Aim: Wherever the word "text" appears in a line, extract that line.

··· Extracted information ···

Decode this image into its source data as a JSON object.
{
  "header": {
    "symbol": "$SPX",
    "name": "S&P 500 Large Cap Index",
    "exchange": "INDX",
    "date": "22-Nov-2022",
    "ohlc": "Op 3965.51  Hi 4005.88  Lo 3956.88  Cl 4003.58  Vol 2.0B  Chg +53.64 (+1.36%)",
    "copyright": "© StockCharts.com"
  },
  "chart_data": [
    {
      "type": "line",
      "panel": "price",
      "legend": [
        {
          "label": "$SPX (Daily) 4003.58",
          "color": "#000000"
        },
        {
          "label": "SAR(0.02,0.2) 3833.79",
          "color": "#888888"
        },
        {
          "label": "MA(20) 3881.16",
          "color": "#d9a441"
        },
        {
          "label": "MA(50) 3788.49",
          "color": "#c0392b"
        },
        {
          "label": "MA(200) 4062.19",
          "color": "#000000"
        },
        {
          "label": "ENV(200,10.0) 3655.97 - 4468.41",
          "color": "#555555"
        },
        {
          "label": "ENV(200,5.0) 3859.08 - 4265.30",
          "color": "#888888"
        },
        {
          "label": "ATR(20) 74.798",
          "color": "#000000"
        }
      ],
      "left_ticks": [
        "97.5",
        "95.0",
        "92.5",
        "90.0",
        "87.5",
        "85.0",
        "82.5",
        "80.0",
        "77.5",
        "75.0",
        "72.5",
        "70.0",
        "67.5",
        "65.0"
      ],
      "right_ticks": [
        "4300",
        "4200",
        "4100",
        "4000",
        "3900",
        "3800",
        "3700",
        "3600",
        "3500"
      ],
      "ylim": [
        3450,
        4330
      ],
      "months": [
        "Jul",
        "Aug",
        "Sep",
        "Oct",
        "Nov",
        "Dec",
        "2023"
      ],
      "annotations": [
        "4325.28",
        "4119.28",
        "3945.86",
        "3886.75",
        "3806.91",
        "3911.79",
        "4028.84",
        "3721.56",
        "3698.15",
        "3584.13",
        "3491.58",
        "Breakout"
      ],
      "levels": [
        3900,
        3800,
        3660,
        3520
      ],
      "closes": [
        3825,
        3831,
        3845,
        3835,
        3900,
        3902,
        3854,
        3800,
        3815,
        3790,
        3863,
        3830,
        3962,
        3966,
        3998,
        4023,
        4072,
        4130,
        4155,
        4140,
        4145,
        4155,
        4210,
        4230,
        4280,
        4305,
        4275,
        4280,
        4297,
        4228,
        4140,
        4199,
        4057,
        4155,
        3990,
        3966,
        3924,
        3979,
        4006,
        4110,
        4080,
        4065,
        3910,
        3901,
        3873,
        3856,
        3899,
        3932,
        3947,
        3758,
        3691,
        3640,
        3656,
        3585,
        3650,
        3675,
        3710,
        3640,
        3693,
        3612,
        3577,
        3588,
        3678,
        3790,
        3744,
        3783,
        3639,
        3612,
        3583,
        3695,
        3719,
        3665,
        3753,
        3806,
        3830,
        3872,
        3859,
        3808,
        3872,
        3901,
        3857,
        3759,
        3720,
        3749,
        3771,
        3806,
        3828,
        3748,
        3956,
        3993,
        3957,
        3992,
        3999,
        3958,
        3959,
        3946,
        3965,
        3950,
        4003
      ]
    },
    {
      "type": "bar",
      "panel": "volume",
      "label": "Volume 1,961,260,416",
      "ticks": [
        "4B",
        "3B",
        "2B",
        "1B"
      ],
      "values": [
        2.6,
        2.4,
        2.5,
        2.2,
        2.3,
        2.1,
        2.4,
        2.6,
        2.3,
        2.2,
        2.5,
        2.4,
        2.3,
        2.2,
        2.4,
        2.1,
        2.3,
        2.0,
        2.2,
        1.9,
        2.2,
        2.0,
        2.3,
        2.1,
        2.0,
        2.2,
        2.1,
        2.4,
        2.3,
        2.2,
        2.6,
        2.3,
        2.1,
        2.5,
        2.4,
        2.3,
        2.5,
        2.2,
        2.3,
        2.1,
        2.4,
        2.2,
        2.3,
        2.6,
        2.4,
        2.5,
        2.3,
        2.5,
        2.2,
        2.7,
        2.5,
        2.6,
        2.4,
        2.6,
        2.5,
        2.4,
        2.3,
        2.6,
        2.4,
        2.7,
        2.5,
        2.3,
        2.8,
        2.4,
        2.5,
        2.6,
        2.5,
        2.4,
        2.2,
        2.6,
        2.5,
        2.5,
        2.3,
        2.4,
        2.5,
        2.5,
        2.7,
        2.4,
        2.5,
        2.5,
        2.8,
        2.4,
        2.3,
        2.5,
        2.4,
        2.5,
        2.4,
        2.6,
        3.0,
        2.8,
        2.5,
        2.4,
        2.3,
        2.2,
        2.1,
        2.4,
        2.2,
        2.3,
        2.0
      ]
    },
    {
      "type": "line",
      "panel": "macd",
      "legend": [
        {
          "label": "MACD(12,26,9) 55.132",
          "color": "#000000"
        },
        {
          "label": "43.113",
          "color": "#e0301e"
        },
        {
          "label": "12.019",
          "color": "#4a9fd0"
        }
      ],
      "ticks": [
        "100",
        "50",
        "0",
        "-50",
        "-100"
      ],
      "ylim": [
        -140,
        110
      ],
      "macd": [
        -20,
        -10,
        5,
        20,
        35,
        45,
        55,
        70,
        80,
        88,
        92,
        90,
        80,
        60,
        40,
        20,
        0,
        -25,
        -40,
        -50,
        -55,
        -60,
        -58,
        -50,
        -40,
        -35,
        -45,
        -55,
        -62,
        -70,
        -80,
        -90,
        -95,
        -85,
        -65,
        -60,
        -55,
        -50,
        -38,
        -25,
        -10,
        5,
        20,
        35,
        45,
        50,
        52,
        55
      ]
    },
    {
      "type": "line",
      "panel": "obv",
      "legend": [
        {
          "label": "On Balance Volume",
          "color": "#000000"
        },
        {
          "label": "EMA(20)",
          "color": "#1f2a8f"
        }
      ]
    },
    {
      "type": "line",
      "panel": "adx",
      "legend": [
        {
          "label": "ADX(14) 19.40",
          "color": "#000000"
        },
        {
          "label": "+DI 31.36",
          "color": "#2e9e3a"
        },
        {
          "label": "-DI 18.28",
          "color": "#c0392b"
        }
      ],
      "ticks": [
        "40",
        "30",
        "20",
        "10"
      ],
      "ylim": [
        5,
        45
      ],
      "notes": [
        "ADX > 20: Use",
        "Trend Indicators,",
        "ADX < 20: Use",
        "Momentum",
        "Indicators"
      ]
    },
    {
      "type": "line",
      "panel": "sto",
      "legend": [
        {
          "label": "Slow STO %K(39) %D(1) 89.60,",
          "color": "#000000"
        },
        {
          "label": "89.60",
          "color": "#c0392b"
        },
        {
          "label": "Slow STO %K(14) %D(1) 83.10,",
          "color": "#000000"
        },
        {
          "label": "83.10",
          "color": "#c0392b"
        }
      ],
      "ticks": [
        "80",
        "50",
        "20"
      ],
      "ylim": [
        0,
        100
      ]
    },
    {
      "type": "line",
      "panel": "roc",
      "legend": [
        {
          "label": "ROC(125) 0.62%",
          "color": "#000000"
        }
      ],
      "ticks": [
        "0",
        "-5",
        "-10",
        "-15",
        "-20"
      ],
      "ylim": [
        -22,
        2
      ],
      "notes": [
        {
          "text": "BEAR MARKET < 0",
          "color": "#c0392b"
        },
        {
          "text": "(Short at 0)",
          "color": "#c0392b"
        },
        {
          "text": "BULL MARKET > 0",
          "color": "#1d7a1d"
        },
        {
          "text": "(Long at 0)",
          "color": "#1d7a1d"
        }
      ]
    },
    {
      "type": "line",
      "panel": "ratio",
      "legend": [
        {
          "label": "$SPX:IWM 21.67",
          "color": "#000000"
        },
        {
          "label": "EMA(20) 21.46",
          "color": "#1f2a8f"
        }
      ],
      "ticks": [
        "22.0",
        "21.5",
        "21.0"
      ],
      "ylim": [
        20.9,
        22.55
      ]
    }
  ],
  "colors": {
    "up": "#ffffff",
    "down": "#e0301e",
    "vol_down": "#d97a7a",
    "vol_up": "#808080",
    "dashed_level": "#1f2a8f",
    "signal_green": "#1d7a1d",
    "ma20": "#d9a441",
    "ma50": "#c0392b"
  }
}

···

Result:
          "text": "BEAR MARKET < 0",
          "text": "(Short at 0)",
          "text": "BULL MARKET > 0",
          "text": "(Long at 0)",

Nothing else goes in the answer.